• Soal Singkat 1: Sebutkan semua kata bertanda hubung yang terdapat dalam teks tentang uang yang beterbangan. Tulis setiap kata satu kali saja.
• Soal Singkat 2: Salin ulang bagian teks tentang uang yang beterbangan di antara "Saat itu tiba-tiba" dan "mau mengaku norak!", termasuk kedua batas itu. Ganti "pemuda" dengan "lelaki".

• Teks yang Ditampilkan:
━━━━━━━━━━━━━━━━

Saat itu tiba-tiba saja baling-baling di atas kepala kami berputar karena listrik datang tanpa aba-aba. Uang beterbangan ke seluruh ruangan, sebagian sempat kutangkap, tepatnya kurengkuh bukan saja dengan tanganku tapi dengan tubuhku dan seluruh jiwa ragaku. Kumasukkan dengan sembrono uang-uang yang berhasil kutangkap ke dalam tasku, kemudian tertungging-tungging aku memungut uang yang bertebaran dimana mana. Tau-tau sang pemuda tadi sudah berada di belakangku menyerahkan uangku yang berhasil dikumpulkannya. Dia kemudian membantuku menghitung kembali uangku dan tidak hilang selembarpun. Aku tidak tau bagaimana rupaku saat itu, yang aku tau rupa orang orang di sekitarku yang terlihat amat prihatin, “Baru pertama kali ya?” kudengar seseorang bertanya. “Tidak juga, listrik saja yang datang tiba-tiba!” sahutku masih saja tidak mau mengaku norak!

━━━━━━━━━━━━━━━━

• Isi Data:

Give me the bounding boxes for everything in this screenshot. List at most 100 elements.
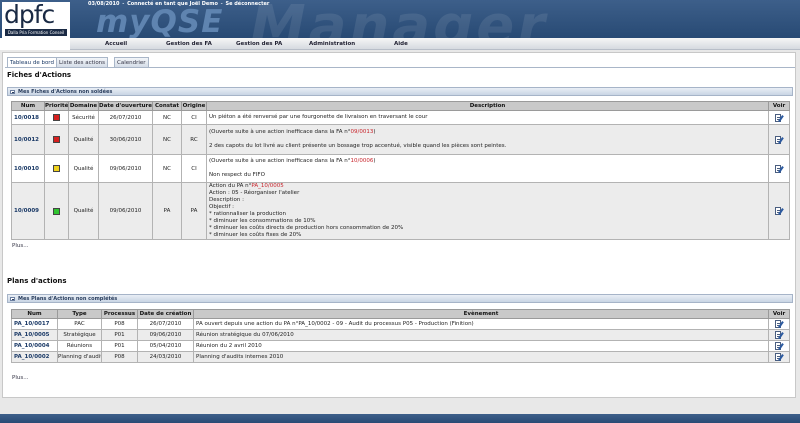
main-content: Tableau de bord Liste des actions Calend… [2, 52, 796, 398]
linked-reference[interactable]: 10/0006 [351, 158, 374, 164]
connected-user: Connecté en tant que Joël Demo [127, 1, 218, 7]
column-header: Description [206, 101, 769, 111]
description-text: * diminuer les coûts directs de producti… [209, 225, 404, 231]
description-line: 2 des capots du lot livré au client prés… [209, 143, 768, 150]
column-header: Origine [181, 101, 207, 111]
collapse-icon[interactable] [10, 297, 15, 301]
priority-cell [44, 110, 69, 125]
plan-number[interactable]: PA_10/0002 [11, 351, 58, 363]
fiches-panel-title: Mes Fiches d'Actions non soldées [18, 89, 113, 95]
priority-cell [44, 124, 69, 155]
priority-indicator [53, 114, 60, 121]
fiches-panel-header[interactable]: Mes Fiches d'Actions non soldées [7, 87, 793, 96]
cell-domaine: Qualité [68, 124, 99, 155]
dpfc-logo: dpfc Dalla Pria Formation Conseil [2, 0, 70, 40]
app-header: Manager myQSE 03/08/2010 - Connecté en t… [0, 0, 800, 38]
tab-tableau-de-bord[interactable]: Tableau de bord [7, 57, 57, 67]
column-header: Evènement [193, 309, 769, 319]
cell-constat: NC [152, 154, 182, 183]
plan-number[interactable]: PA_10/0004 [11, 340, 58, 352]
fiche-number[interactable]: 10/0012 [11, 124, 45, 155]
footer-bar [0, 414, 800, 423]
description-cell: Action du PA n°PA_10/0005 Action : 05 - R… [206, 182, 769, 240]
description-cell: (Ouverte suite à une action inefficace d… [206, 154, 769, 183]
view-cell [768, 318, 790, 330]
logout-link[interactable]: Se déconnecter [226, 1, 270, 7]
fiche-number[interactable]: 10/0010 [11, 154, 45, 183]
description-text: Action du PA n° [209, 183, 252, 190]
cell-origine: CI [181, 110, 207, 125]
column-header: Type [57, 309, 102, 319]
fiches-table: Num Priorité Domaine Date d'ouverture Consta… [11, 101, 790, 240]
cell-domaine: Qualité [68, 154, 99, 183]
tab-calendrier[interactable]: Calendrier [114, 57, 149, 67]
menu-administration[interactable]: Administration [309, 38, 355, 50]
cell-origine: PA [181, 182, 207, 240]
view-cell [768, 351, 790, 363]
priority-indicator [53, 207, 60, 215]
description-line: Description : [209, 197, 768, 204]
linked-reference[interactable]: PA_10/0005 [251, 184, 283, 190]
cell-date: 26/07/2010 [137, 318, 194, 330]
table-row: PA_10/0005 Stratégique P01 09/06/2010 Réunio… [11, 329, 790, 341]
plan-number[interactable]: PA_10/0017 [11, 318, 58, 330]
table-row: PA_10/0017 PAC P08 26/07/2010 PA ouvert depu… [11, 318, 790, 330]
logo-subtitle: Dalla Pria Formation Conseil [5, 29, 67, 36]
plans-more-link[interactable]: Plus... [12, 375, 28, 381]
cell-processus: P01 [101, 329, 138, 341]
fiches-section-title: Fiches d'Actions [7, 71, 72, 79]
column-header: Num [11, 309, 58, 319]
cell-processus: P08 [101, 318, 138, 330]
column-header: Date d'ouverture [98, 101, 153, 111]
menu-aide[interactable]: Aide [394, 38, 408, 50]
cell-date: 26/07/2010 [98, 110, 153, 125]
cell-date: 09/06/2010 [98, 154, 153, 183]
cell-date: 30/06/2010 [98, 124, 153, 155]
separator: - [220, 1, 223, 7]
plans-header-row: Num Type Processus Date de création Evènemen… [11, 309, 790, 319]
evenement-cell: Réunion du 2 avril 2010 [193, 340, 769, 352]
tab-liste-des-actions[interactable]: Liste des actions [56, 57, 109, 67]
fiches-more-link[interactable]: Plus... [12, 243, 28, 249]
description-text: 2 des capots du lot livré au client prés… [209, 143, 507, 149]
view-icon[interactable] [774, 113, 784, 122]
plans-panel-header[interactable]: Mes Plans d'Actions non complétés [7, 294, 793, 303]
column-header: Voir [768, 309, 790, 319]
evenement-cell: Réunion stratégique du 07/06/2010 [193, 329, 769, 341]
description-line: Non respect du FIFO [209, 172, 768, 179]
evenement-cell: Planning d'audits internes 2010 [193, 351, 769, 363]
description-text: (Ouverte suite à une action inefficace d… [209, 158, 351, 164]
view-icon[interactable] [774, 331, 784, 339]
menu-gestion-pa[interactable]: Gestion des PA [236, 38, 282, 50]
view-icon[interactable] [774, 320, 784, 328]
column-header: Domaine [68, 101, 99, 111]
table-row: PA_10/0004 Réunions P01 05/04/2010 Réunion d… [11, 340, 790, 352]
table-row: 10/0010 Qualité 09/06/2010 NC CI (Ouverte sui… [11, 154, 790, 183]
menu-gestion-fa[interactable]: Gestion des FA [166, 38, 212, 50]
view-cell [768, 182, 790, 240]
view-icon[interactable] [774, 342, 784, 350]
plan-number[interactable]: PA_10/0005 [11, 329, 58, 341]
collapse-icon[interactable] [10, 90, 15, 94]
view-icon[interactable] [774, 164, 784, 173]
table-row: 10/0009 Qualité 09/06/2010 PA PA Action du PA… [11, 182, 790, 240]
column-header: Priorité [44, 101, 69, 111]
view-icon[interactable] [774, 135, 784, 144]
cell-constat: PA [152, 182, 182, 240]
description-text: * diminuer les coûts fixes de 20% [209, 232, 302, 238]
view-icon[interactable] [774, 353, 784, 361]
linked-reference[interactable]: 09/0013 [351, 129, 374, 135]
view-cell [768, 124, 790, 155]
description-line: (Ouverte suite à une action inefficace d… [209, 158, 768, 165]
description-line: Action du PA n°PA_10/0005 [209, 183, 768, 191]
column-header: Num [11, 101, 45, 111]
fiche-number[interactable]: 10/0009 [11, 182, 45, 240]
user-info-bar: 03/08/2010 - Connecté en tant que Joël D… [88, 1, 269, 8]
column-header: Date de création [137, 309, 194, 319]
view-icon[interactable] [774, 207, 784, 215]
view-cell [768, 340, 790, 352]
fiche-number[interactable]: 10/0018 [11, 110, 45, 125]
column-header: Constat [152, 101, 182, 111]
menu-accueil[interactable]: Accueil [105, 38, 127, 50]
cell-domaine: Sécurité [68, 110, 99, 125]
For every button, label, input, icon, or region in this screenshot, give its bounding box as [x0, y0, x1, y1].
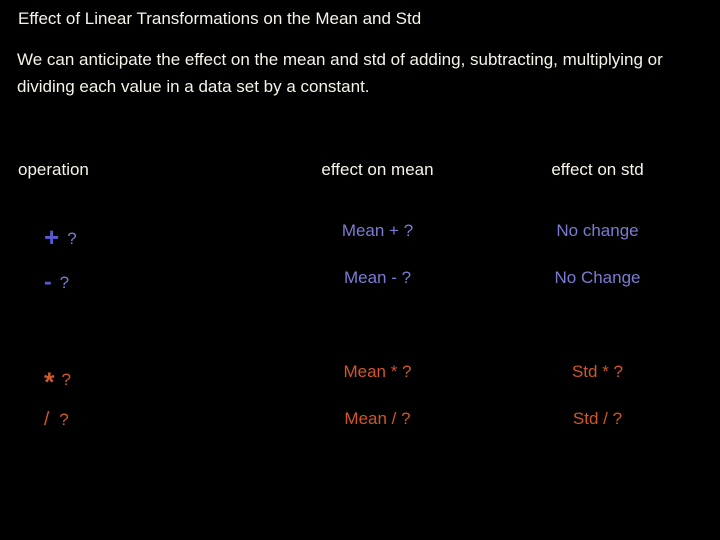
slide-canvas: Effect of Linear Transformations on the … [0, 0, 720, 540]
minus-icon: - [44, 268, 52, 294]
effect-on-std-cell-divide: Std / ? [495, 410, 700, 427]
operation-constant-add: ? [67, 229, 77, 248]
effect-on-mean-cell-divide: Mean / ? [270, 410, 485, 427]
table-spacer-row [0, 316, 720, 363]
operation-cell-divide: / ? [18, 410, 294, 429]
column-header-operation: operation [18, 160, 268, 180]
effect-on-mean-value-multiply: Mean * ? [343, 362, 412, 381]
effect-on-std-cell-subtract: No Change [495, 269, 700, 286]
effect-on-mean-cell-subtract: Mean - ? [270, 269, 485, 286]
column-header-effect-on-mean-label: effect on mean [321, 160, 434, 179]
operation-cell-subtract: - ? [18, 268, 294, 294]
effect-on-std-cell-add: No change [495, 222, 700, 239]
plus-icon: + [44, 222, 60, 252]
table-row: - ? Mean - ? No Change [0, 269, 720, 316]
effect-on-std-value-subtract: No Change [554, 268, 641, 287]
operation-cell-add: + ? [18, 222, 294, 252]
effect-on-mean-value-subtract: Mean - ? [343, 268, 412, 287]
asterisk-icon: * [44, 367, 55, 397]
slash-icon: / [44, 409, 50, 430]
column-header-effect-on-std-label: effect on std [551, 160, 644, 179]
column-header-effect-on-std: effect on std [495, 160, 700, 180]
effect-on-std-value-multiply: Std * ? [571, 362, 624, 381]
operation-constant-divide: ? [59, 410, 69, 429]
column-header-effect-on-mean: effect on mean [270, 160, 485, 180]
table-row: / ? Mean / ? Std / ? [0, 410, 720, 457]
table-row: * ? Mean * ? Std * ? [0, 363, 720, 410]
page-title: Effect of Linear Transformations on the … [18, 9, 422, 28]
effect-on-mean-value-divide: Mean / ? [344, 409, 411, 428]
effect-on-std-cell-multiply: Std * ? [495, 363, 700, 380]
body-paragraph: We can anticipate the effect on the mean… [17, 50, 663, 96]
column-header-operation-label: operation [18, 160, 89, 179]
effect-on-mean-cell-add: Mean + ? [270, 222, 485, 239]
operation-cell-multiply: * ? [18, 363, 294, 396]
operation-constant-subtract: ? [59, 273, 70, 292]
table-row: + ? Mean + ? No change [0, 222, 720, 269]
effect-on-mean-cell-multiply: Mean * ? [270, 363, 485, 380]
effect-on-std-value-divide: Std / ? [572, 409, 623, 428]
table-header-row: operation effect on mean effect on std [0, 160, 720, 222]
transformations-table: operation effect on mean effect on std +… [0, 160, 720, 457]
effect-on-std-value-add: No change [556, 221, 639, 240]
effect-on-mean-value-add: Mean + ? [341, 221, 414, 240]
operation-constant-multiply: ? [61, 370, 71, 389]
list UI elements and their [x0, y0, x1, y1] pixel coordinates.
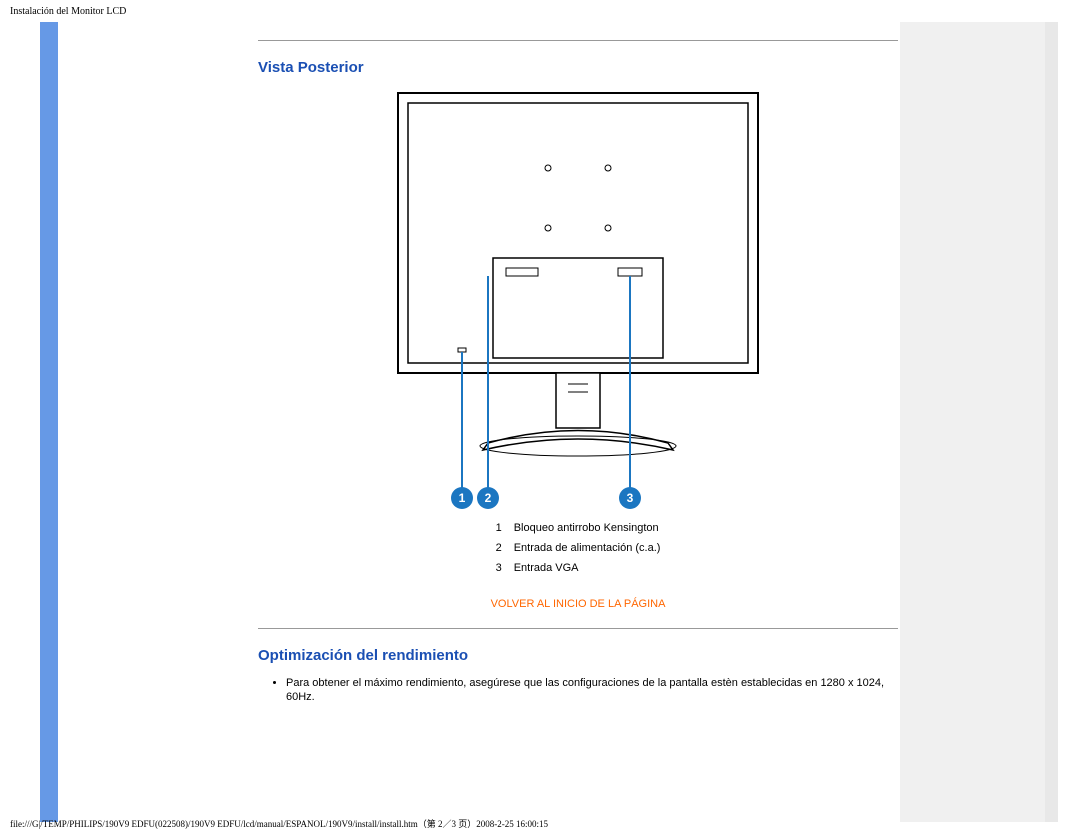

━━━━━━━━━━━━━━━━

• Jawaban yang Diharapkan 1: tiba-tiba, baling-baling, aba-aba, uang-uang, tertungging-tungging, Tau-tau

• Jawaban yang Diharapkan 2:
Saat itu tiba-tiba saja baling-baling di atas kepala kami berputar karena listrik datang tanpa aba-aba. Uang beterbangan ke seluruh ruangan, sebagian sempat kutangkap, tepatnya kurengkuh bukan saja dengan tanganku tapi dengan tubuhku dan seluruh jiwa ragaku. Kumasukkan dengan sembrono uang-uang yang berhasil kutangkap ke dalam tasku, kemudian tertungging-tungging aku memungut uang yang bertebaran dimana mana. Tau-tau sang lelaki tadi sudah berada di belakangku menyerahkan uangku yang berhasil dikumpulkannya. Dia kemudian membantuku menghitung kembali uangku dan tidak hilang selembarpun. Aku tidak tau bagaimana rupaku saat itu, yang aku tau rupa orang orang di sekitarku yang terlihat amat prihatin, “Baru pertama kali ya?” kudengar seseorang bertanya. “Tidak juga, listrik saja yang datang tiba-tiba!” sahutku masih saja tidak mau mengaku norak!